* _Required task_: Retype everything from the line containing "y-axis-label-superscript: 3 [63,303,78,311]" down to the line containing "colorbar-segment [1011,370,1038,421]", both ends included, with no changes.

* _Provided material_:
• • • • • • •

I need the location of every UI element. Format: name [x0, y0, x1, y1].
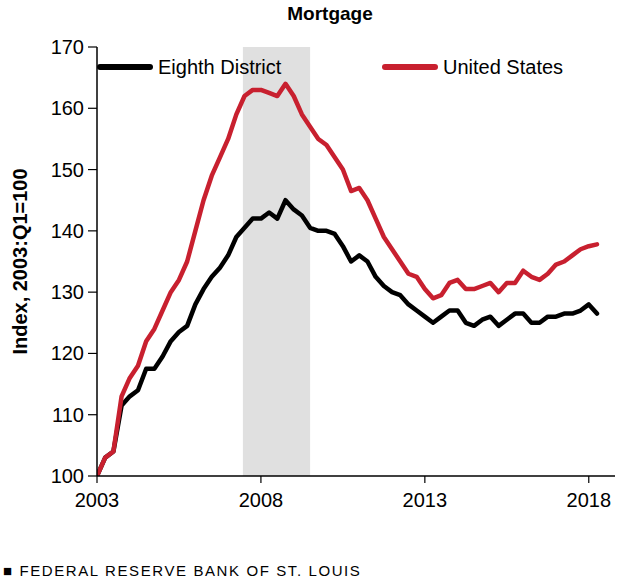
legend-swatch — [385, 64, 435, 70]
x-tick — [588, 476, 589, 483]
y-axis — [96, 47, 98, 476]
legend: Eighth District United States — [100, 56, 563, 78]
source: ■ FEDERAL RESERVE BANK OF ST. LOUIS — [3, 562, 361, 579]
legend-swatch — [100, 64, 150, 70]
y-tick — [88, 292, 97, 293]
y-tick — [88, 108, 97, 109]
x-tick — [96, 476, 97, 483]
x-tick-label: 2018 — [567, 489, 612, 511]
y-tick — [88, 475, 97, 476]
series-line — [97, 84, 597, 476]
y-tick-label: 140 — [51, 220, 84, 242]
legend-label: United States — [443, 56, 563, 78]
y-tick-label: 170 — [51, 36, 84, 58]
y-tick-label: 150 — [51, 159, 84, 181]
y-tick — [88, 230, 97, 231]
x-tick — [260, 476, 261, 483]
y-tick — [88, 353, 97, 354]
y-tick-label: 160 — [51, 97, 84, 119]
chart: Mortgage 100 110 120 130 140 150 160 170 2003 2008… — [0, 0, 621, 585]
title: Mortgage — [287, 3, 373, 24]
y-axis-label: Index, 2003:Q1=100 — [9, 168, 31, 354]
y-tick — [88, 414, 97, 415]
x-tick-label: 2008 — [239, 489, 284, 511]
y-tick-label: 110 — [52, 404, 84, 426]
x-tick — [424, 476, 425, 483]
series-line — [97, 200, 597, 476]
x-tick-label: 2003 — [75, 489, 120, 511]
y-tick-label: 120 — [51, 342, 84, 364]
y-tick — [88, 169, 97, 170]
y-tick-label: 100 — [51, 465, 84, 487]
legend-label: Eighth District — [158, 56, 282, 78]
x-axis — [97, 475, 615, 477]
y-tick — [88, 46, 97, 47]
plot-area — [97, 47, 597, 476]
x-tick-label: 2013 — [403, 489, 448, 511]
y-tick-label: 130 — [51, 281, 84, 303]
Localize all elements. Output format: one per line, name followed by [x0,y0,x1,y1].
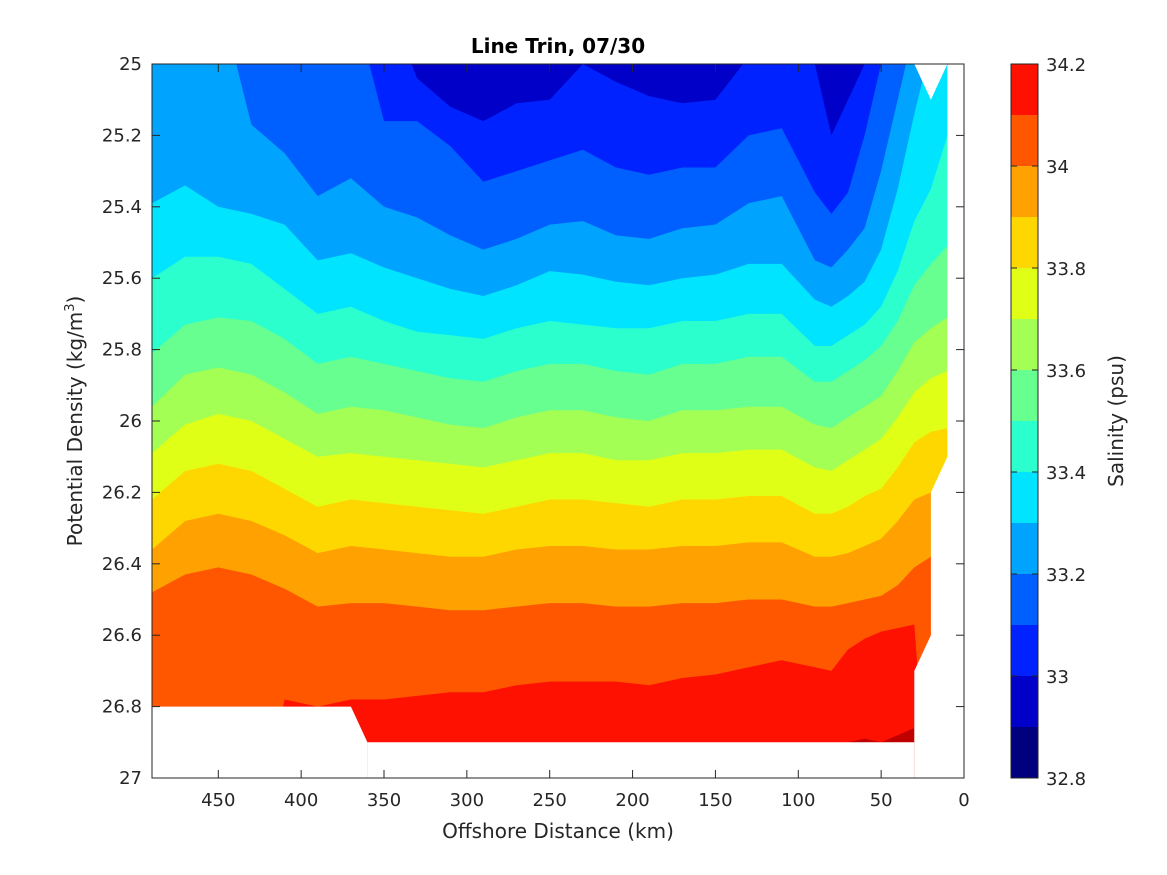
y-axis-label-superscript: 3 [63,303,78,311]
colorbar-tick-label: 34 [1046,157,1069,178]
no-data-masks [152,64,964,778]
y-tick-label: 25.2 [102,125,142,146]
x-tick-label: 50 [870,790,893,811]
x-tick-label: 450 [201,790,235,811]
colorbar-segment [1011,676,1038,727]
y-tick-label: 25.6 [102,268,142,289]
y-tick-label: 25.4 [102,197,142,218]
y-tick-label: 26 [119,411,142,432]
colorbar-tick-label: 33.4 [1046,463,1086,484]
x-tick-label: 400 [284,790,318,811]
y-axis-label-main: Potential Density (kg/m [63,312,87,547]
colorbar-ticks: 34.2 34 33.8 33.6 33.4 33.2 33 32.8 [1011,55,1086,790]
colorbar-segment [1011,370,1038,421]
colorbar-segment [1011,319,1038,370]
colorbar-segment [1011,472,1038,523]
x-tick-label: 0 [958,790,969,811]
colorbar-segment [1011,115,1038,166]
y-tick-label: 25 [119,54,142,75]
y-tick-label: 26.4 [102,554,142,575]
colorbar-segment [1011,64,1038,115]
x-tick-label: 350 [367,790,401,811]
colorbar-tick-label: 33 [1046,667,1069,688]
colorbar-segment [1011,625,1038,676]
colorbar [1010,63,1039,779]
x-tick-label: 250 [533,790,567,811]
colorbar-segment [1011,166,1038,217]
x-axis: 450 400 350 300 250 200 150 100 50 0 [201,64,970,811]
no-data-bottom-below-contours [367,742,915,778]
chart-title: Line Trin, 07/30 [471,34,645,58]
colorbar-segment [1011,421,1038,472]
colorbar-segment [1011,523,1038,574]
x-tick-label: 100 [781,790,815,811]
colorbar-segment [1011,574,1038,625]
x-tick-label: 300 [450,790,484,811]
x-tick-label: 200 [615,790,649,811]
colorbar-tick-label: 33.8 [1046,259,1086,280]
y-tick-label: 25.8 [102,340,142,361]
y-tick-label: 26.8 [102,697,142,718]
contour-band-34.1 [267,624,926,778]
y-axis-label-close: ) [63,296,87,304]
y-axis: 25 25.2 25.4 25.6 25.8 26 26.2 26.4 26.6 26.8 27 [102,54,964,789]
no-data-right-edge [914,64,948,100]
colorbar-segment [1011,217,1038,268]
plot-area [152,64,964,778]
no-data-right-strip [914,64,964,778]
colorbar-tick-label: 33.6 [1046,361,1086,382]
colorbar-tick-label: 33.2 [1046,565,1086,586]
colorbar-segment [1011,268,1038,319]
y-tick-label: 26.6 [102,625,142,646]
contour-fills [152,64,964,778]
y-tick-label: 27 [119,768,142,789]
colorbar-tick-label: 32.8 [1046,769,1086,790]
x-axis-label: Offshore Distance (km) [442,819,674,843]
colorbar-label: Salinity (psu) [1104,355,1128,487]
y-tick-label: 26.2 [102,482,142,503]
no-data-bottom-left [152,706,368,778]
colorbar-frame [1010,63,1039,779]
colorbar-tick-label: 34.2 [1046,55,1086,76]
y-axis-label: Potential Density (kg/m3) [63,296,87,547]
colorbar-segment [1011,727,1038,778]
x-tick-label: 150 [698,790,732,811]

• • • • • • •

* _Answer to the task_:
y-axis-label-superscript: 3 [63,303,78,311]
colorbar-tick-label: 34 [1046,157,1069,178]
no-data-masks [152,64,964,778]
y-tick-label: 25.2 [102,125,142,146]
x-tick-label: 50 [870,790,893,811]
x-tick-label: 450 [201,790,235,811]
colorbar-segment [1011,676,1038,727]
y-tick-label: 25.6 [102,268,142,289]
y-tick-label: 25.4 [102,197,142,218]
y-tick-label: 26 [119,411,142,432]
colorbar-tick-label: 33.4 [1046,463,1086,484]
x-tick-label: 400 [284,790,318,811]
y-axis-label-main: Potential Density (kg/m [63,312,87,547]
colorbar-ticks: 34.2 34 33.8 33.6 33.4 33.2 33 32.8 [1011,55,1086,790]
colorbar-segment [1011,370,1038,421]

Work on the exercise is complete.